#### Exercise aim
Copy all lines in which the word "euros" can be found.

Records from a collection of figures
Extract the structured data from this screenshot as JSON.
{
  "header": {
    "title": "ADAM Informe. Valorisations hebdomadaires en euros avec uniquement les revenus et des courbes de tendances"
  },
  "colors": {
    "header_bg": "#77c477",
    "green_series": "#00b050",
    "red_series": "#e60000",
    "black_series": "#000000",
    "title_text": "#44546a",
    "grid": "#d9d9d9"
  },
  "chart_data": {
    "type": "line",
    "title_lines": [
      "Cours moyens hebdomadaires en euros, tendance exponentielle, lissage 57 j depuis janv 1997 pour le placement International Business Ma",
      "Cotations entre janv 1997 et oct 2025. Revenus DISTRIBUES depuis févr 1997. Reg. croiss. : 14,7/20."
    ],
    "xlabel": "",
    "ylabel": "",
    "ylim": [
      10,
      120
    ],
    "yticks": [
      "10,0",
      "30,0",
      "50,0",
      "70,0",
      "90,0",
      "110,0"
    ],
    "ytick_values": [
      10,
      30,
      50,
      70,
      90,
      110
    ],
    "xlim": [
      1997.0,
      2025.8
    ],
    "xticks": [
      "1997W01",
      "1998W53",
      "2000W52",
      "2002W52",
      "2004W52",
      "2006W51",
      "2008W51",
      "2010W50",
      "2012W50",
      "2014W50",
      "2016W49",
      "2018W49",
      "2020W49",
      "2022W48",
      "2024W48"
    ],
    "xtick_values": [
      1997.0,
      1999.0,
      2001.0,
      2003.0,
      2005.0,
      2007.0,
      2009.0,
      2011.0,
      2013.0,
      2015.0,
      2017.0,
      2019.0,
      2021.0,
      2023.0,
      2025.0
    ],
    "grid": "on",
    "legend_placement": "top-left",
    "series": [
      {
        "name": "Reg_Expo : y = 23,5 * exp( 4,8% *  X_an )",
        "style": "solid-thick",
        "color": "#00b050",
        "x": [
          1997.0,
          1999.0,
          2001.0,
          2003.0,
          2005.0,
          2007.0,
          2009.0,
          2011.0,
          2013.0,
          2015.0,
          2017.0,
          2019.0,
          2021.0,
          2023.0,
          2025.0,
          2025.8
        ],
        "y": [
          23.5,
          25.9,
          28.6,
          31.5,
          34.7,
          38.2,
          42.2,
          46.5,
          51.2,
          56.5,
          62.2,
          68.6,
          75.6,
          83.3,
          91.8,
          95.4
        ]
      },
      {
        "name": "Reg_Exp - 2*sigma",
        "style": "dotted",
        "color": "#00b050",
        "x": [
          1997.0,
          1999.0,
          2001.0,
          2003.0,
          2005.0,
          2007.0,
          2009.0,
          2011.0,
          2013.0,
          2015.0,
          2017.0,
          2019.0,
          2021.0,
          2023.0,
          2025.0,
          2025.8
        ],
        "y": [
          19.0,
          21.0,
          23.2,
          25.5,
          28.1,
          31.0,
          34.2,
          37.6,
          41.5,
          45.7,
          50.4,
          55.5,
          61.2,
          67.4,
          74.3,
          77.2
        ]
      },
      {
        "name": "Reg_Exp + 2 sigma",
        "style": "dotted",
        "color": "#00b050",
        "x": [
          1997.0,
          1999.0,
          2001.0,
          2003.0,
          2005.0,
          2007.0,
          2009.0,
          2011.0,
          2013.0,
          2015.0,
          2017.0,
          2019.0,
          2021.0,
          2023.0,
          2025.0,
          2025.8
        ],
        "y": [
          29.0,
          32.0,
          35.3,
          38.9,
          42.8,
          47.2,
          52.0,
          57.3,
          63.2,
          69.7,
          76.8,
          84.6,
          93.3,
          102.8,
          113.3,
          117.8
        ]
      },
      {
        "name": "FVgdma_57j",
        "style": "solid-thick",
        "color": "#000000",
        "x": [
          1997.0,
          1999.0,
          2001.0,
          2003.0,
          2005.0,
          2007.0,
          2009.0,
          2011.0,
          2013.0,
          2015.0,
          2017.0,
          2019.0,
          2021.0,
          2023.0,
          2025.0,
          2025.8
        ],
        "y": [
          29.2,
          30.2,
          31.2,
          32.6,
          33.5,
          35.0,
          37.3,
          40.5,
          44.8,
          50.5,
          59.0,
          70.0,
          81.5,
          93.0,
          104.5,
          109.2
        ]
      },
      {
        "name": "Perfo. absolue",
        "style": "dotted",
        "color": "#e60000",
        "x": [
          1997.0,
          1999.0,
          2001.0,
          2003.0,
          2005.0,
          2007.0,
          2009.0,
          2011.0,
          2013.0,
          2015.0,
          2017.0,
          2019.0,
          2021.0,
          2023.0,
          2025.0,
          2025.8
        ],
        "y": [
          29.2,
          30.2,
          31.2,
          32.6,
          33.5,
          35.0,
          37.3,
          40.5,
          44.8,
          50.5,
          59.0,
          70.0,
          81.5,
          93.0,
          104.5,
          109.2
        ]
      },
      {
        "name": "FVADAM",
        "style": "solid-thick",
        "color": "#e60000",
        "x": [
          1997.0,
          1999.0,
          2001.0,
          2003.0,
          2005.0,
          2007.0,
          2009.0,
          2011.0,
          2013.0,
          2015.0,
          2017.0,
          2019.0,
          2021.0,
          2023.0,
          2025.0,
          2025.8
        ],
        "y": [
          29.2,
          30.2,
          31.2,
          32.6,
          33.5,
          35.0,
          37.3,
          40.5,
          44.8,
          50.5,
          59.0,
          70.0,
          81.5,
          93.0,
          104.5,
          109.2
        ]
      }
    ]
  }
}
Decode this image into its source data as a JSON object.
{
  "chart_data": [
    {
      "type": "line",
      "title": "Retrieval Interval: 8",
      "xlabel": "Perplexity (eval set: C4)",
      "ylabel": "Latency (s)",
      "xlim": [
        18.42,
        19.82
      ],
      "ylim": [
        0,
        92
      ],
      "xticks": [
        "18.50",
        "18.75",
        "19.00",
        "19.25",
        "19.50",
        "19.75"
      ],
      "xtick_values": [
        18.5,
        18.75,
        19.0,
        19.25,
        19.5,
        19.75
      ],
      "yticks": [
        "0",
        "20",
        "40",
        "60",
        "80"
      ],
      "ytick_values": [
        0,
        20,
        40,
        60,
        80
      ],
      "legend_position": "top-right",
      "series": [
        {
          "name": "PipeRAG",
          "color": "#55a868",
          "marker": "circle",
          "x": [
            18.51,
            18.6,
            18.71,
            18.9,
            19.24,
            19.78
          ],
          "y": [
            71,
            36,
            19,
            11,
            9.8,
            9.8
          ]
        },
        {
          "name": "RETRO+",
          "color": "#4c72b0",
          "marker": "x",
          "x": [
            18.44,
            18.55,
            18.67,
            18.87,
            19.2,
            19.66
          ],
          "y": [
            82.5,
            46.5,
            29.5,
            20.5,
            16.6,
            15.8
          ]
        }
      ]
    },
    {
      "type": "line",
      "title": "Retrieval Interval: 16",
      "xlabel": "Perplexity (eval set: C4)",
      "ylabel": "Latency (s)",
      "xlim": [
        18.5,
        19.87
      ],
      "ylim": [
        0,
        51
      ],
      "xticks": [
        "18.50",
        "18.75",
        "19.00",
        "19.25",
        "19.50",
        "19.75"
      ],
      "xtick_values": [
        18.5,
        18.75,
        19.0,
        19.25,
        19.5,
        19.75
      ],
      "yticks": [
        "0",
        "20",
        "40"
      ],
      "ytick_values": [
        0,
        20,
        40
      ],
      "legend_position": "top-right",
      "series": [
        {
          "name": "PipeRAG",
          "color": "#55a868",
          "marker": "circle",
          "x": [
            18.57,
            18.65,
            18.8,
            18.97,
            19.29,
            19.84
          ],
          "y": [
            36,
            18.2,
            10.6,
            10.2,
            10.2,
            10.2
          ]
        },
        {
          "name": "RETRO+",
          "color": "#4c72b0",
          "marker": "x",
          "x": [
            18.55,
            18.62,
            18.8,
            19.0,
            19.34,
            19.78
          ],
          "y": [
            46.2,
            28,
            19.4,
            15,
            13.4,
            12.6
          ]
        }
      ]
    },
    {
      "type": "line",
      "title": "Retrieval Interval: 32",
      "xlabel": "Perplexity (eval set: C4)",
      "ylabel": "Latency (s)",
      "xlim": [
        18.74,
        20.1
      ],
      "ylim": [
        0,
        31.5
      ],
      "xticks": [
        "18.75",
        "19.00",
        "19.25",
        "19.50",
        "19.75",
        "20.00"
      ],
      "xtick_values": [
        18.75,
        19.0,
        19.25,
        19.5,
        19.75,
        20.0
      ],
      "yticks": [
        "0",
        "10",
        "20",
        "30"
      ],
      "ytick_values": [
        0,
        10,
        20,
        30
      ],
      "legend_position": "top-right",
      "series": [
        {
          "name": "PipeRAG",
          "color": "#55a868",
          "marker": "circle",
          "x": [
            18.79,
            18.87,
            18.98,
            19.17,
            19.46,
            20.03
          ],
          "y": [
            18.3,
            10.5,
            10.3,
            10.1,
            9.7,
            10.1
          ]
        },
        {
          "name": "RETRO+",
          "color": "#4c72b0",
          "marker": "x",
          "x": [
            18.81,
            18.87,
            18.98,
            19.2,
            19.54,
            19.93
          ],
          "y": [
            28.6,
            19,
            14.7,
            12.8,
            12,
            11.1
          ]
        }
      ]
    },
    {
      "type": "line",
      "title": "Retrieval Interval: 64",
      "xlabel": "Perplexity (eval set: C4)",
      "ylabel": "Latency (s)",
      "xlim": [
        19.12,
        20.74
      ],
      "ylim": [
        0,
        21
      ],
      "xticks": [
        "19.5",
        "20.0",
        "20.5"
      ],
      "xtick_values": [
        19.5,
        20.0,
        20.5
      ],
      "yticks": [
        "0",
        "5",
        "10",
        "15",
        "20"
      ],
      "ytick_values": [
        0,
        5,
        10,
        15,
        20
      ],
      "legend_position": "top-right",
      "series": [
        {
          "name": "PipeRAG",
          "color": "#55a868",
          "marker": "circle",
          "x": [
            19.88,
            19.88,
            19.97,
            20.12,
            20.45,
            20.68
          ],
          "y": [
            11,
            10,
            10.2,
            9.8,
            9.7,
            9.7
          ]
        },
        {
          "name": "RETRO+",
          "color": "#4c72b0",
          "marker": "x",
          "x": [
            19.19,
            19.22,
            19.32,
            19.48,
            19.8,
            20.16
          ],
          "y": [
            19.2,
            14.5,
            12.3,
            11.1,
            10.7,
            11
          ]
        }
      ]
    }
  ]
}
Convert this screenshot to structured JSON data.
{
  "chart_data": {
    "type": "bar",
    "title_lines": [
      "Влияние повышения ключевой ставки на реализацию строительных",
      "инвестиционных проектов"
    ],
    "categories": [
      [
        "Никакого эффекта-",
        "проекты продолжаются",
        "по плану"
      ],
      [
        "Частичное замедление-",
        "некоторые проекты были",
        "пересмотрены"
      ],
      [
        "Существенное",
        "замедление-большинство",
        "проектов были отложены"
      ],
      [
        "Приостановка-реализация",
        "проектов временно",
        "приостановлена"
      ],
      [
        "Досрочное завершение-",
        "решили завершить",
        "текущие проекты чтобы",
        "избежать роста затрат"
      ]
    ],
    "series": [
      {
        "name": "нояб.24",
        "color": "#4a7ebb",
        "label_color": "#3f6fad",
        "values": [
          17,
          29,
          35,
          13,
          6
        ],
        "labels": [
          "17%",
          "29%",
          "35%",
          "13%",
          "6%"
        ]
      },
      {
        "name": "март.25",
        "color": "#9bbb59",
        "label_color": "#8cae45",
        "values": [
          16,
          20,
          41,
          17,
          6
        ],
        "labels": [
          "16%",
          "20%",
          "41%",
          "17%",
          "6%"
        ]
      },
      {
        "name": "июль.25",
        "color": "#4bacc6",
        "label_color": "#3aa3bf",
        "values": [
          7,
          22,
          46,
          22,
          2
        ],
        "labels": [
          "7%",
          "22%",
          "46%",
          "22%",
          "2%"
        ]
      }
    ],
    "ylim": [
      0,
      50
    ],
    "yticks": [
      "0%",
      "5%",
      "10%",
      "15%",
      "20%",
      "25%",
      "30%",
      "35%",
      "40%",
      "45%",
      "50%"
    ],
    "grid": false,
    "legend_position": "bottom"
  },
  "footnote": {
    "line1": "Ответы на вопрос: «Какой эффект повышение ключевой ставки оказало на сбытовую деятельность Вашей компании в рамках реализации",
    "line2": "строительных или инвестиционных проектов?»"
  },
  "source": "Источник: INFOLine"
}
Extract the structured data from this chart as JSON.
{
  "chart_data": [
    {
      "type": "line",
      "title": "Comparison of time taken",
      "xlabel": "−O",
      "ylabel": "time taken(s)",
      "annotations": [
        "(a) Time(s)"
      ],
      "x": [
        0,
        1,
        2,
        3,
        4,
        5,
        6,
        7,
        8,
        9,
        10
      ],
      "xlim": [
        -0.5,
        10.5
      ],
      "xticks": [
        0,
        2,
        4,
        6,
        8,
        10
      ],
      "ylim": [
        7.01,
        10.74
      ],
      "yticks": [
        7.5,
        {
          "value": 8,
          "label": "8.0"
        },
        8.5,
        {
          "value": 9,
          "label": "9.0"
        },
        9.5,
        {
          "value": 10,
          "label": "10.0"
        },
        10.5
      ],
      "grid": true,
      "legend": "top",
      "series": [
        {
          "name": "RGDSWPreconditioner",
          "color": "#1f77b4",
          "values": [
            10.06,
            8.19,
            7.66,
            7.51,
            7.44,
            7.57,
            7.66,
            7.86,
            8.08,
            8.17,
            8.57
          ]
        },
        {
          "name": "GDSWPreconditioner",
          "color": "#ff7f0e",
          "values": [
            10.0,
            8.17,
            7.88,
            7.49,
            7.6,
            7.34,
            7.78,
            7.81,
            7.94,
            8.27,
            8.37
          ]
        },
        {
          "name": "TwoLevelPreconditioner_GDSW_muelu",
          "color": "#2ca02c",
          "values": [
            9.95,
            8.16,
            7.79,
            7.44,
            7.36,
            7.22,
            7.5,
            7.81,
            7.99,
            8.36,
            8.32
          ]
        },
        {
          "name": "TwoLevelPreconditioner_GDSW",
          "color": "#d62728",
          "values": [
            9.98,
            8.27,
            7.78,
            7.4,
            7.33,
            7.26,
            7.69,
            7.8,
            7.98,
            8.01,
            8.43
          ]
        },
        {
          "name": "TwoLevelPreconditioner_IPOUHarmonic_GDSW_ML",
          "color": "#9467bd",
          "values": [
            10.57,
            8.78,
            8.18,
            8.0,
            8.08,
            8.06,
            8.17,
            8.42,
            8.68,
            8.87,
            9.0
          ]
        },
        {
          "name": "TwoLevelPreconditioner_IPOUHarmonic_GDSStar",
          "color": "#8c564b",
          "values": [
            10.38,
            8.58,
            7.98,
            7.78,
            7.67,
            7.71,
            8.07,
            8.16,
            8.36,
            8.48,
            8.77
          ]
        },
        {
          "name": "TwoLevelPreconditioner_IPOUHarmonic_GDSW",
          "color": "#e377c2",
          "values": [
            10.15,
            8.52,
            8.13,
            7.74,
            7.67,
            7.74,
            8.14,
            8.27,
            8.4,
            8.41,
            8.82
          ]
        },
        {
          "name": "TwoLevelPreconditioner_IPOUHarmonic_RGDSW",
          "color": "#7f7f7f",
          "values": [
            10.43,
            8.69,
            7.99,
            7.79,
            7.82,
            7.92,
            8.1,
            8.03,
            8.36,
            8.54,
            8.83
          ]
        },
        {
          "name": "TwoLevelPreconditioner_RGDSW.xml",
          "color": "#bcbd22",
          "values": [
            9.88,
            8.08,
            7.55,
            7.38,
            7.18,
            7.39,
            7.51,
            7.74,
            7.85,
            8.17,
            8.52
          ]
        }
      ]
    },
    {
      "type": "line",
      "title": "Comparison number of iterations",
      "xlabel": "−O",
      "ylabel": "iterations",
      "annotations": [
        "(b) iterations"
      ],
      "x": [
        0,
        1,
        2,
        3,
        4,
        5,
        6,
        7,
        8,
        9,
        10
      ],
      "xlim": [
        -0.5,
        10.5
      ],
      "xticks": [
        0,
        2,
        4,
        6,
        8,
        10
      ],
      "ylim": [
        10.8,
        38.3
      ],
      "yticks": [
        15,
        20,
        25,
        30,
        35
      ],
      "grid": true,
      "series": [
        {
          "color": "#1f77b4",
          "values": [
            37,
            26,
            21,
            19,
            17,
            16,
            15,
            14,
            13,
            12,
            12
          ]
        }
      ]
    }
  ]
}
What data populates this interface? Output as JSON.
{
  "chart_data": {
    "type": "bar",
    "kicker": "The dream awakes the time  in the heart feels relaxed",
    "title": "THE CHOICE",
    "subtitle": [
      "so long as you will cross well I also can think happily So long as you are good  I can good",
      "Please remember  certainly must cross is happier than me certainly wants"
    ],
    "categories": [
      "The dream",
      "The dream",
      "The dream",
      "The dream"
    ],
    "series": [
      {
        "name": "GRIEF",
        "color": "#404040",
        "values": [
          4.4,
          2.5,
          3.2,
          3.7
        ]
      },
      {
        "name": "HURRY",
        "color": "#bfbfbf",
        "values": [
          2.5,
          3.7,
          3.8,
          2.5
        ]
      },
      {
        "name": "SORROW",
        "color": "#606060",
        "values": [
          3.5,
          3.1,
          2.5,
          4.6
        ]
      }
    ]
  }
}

#### Written answer
    "title": "ADAM Informe. Valorisations hebdomadaires en euros avec uniquement les revenus et des courbes de tendances"
      "Cours moyens hebdomadaires en euros, tendance exponentielle, lissage 57 j depuis janv 1997 pour le placement International Business Ma",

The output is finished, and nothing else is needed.